Job = Identify all lines in the listing that include the word "Jönköpings", and copy them out.

Dataset entries on figures:
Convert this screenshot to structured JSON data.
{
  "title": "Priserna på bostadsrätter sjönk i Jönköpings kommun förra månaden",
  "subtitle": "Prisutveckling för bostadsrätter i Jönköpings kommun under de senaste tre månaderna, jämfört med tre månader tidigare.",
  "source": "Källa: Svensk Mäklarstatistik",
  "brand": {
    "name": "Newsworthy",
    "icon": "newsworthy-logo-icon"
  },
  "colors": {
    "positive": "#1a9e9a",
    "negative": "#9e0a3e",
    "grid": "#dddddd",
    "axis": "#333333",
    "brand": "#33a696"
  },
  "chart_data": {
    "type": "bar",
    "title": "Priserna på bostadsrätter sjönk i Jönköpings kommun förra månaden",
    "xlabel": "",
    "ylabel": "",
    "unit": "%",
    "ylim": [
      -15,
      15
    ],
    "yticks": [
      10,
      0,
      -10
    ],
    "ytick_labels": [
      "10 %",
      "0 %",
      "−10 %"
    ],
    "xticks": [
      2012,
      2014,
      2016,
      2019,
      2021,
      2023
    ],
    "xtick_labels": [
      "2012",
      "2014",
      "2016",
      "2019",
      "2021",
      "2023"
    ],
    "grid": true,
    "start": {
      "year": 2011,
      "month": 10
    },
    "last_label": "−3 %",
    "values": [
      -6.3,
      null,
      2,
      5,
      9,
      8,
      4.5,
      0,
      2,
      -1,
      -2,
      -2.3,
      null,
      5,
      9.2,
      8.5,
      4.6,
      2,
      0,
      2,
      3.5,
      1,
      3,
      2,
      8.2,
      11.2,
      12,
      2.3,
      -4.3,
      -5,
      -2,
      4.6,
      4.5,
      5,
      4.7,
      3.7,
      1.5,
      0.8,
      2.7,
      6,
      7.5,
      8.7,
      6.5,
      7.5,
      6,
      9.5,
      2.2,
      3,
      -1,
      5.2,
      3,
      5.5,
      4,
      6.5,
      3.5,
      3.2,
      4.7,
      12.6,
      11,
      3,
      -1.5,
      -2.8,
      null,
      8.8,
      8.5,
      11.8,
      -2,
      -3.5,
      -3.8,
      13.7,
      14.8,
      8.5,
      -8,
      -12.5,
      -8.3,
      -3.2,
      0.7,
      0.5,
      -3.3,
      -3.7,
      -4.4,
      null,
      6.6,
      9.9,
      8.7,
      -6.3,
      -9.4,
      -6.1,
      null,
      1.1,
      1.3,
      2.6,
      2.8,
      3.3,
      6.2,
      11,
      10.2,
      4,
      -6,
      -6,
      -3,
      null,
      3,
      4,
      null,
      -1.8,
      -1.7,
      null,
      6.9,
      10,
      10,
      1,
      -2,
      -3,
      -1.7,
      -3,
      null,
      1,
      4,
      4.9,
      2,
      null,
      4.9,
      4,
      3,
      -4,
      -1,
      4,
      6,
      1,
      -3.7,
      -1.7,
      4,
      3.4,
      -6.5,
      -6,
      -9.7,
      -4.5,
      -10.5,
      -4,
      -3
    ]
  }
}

Reply =
  "title": "Priserna på bostadsrätter sjönk i Jönköpings kommun förra månaden",
  "subtitle": "Prisutveckling för bostadsrätter i Jönköpings kommun under de senaste tre månaderna, jämfört med tre månader tidigare.",
    "title": "Priserna på bostadsrätter sjönk i Jönköpings kommun förra månaden",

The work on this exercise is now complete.